> _REQUIREMENT_:
Give every line from the entries that contains "computerized".

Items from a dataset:

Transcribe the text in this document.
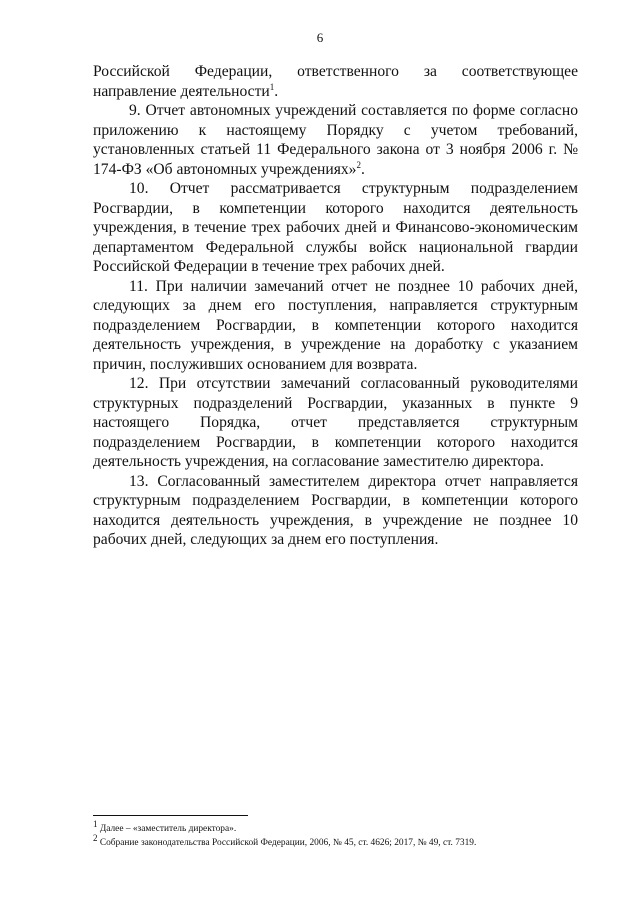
6

Российской Федерации, ответственного за соответствующее направление деятельности$^1$.

9. Отчет автономных учреждений составляется по форме согласно приложению к настоящему Порядку с учетом требований, установленных статьей 11 Федерального закона от 3 ноября 2006 г. № 174-ФЗ «Об автономных учреждениях»$^2$.

10. Отчет рассматривается структурным подразделением Росгвардии, в компетенции которого находится деятельность учреждения, в течение трех рабочих дней и Финансово-экономическим департаментом Федеральной службы войск национальной гвардии Российской Федерации в течение трех рабочих дней.

11. При наличии замечаний отчет не позднее 10 рабочих дней, следующих за днем его поступления, направляется структурным подразделением Росгвардии, в компетенции которого находится деятельность учреждения, в учреждение на доработку с указанием причин, послуживших основанием для возврата.

12. При отсутствии замечаний согласованный руководителями структурных подразделений Росгвардии, указанных в пункте 9 настоящего Порядка, отчет представляется структурным подразделением Росгвардии, в компетенции которого находится деятельность учреждения, на согласование заместителю директора.

13. Согласованный заместителем директора отчет направляется структурным подразделением Росгвардии, в компетенции которого находится деятельность учреждения, в учреждение не позднее 10 рабочих дней, следующих за днем его поступления.

$^1$ Далее – «заместитель директора».

$^2$ Собрание законодательства Российской Федерации, 2006, № 45, ст. 4626; 2017, № 49, ст. 7319.
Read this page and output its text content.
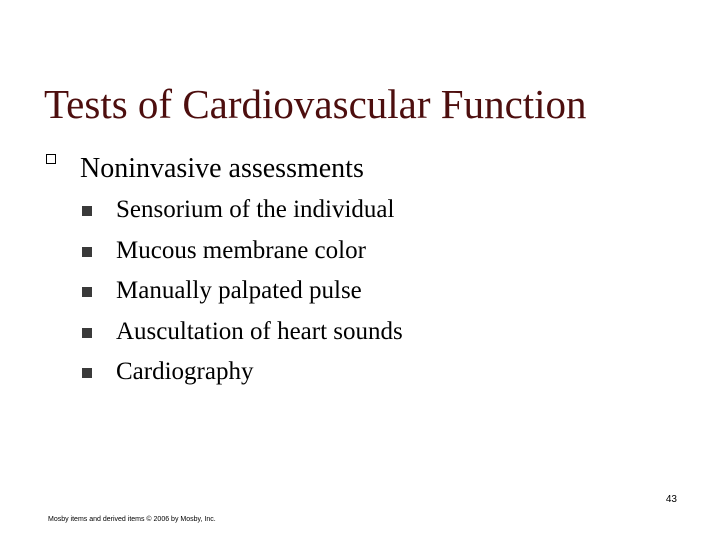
Tests of Cardiovascular Function
Noninvasive assessments
Sensorium of the individual
Mucous membrane color
Manually palpated pulse
Auscultation of heart sounds
Cardiography
43
Mosby items and derived items © 2006 by Mosby, Inc.
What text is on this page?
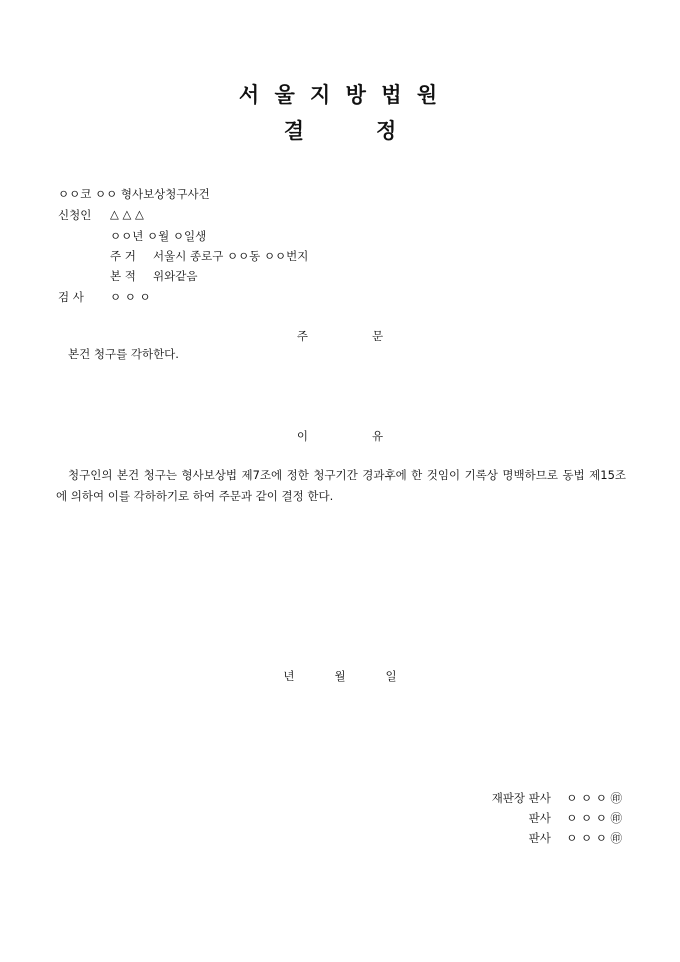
서 울 지 방 법 원
결	정
ㅇㅇ코 ㅇㅇ 형사보상청구사건
신청인 △ △ △
ㅇㅇ년 ㅇ월 ㅇ일생
주 거 서울시 종로구 ㅇㅇ동 ㅇㅇ번지
본 적 위와같음
검 사 ㅇ ㅇ ㅇ
주	문
본건 청구를 각하한다.
이	유
청구인의 본건 청구는 형사보상법 제7조에 정한 청구기간 경과후에 한 것임이 기록상 명백하므로 동법 제15조에 의하여 이를 각하하기로 하여 주문과 같이 결정 한다.
년	월	일
재판장 판사 ㅇ ㅇ ㅇ ㊞
판사 ㅇ ㅇ ㅇ ㊞
판사 ㅇ ㅇ ㅇ ㊞
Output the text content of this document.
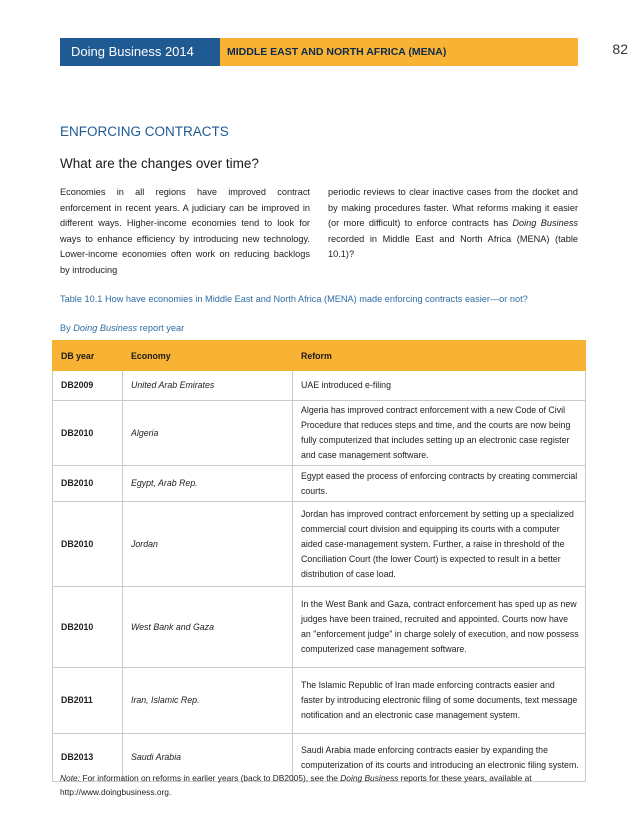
Doing Business 2014	MIDDLE EAST AND NORTH AFRICA (MENA)	82
ENFORCING CONTRACTS
What are the changes over time?
Economies in all regions have improved contract enforcement in recent years. A judiciary can be improved in different ways. Higher-income economies tend to look for ways to enhance efficiency by introducing new technology. Lower-income economies often work on reducing backlogs by introducing
periodic reviews to clear inactive cases from the docket and by making procedures faster. What reforms making it easier (or more difficult) to enforce contracts has Doing Business recorded in Middle East and North Africa (MENA) (table 10.1)?
Table 10.1 How have economies in Middle East and North Africa (MENA) made enforcing contracts easier—or not?
By Doing Business report year
DB year	Economy	Reform
DB2009	United Arab Emirates	UAE introduced e-filing
DB2010	Algeria	Algeria has improved contract enforcement with a new Code of Civil Procedure that reduces steps and time, and the courts are now being fully computerized that includes setting up an electronic case register and case management software.
DB2010	Egypt, Arab Rep.	Egypt eased the process of enforcing contracts by creating commercial courts.
DB2010	Jordan	Jordan has improved contract enforcement by setting up a specialized commercial court division and equipping its courts with a computer aided case-management system. Further, a raise in threshold of the Conciliation Court (the lower Court) is expected to result in a better distribution of case load.
DB2010	West Bank and Gaza	In the West Bank and Gaza, contract enforcement has sped up as new judges have been trained, recruited and appointed. Courts now have an "enforcement judge" in charge solely of execution, and now possess computerized case management software.
DB2011	Iran, Islamic Rep.	The Islamic Republic of Iran made enforcing contracts easier and faster by introducing electronic filing of some documents, text message notification and an electronic case management system.
DB2013	Saudi Arabia	Saudi Arabia made enforcing contracts easier by expanding the computerization of its courts and introducing an electronic filing system.
Note: For information on reforms in earlier years (back to DB2005), see the Doing Business reports for these years, available at http://www.doingbusiness.org.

> _TASK SOLUTION_:
DB2010	Algeria	Algeria has improved contract enforcement with a new Code of Civil Procedure that reduces steps and time, and the courts are now being fully computerized that includes setting up an electronic case register and case management software.
DB2010	West Bank and Gaza	In the West Bank and Gaza, contract enforcement has sped up as new judges have been trained, recruited and appointed. Courts now have an "enforcement judge" in charge solely of execution, and now possess computerized case management software.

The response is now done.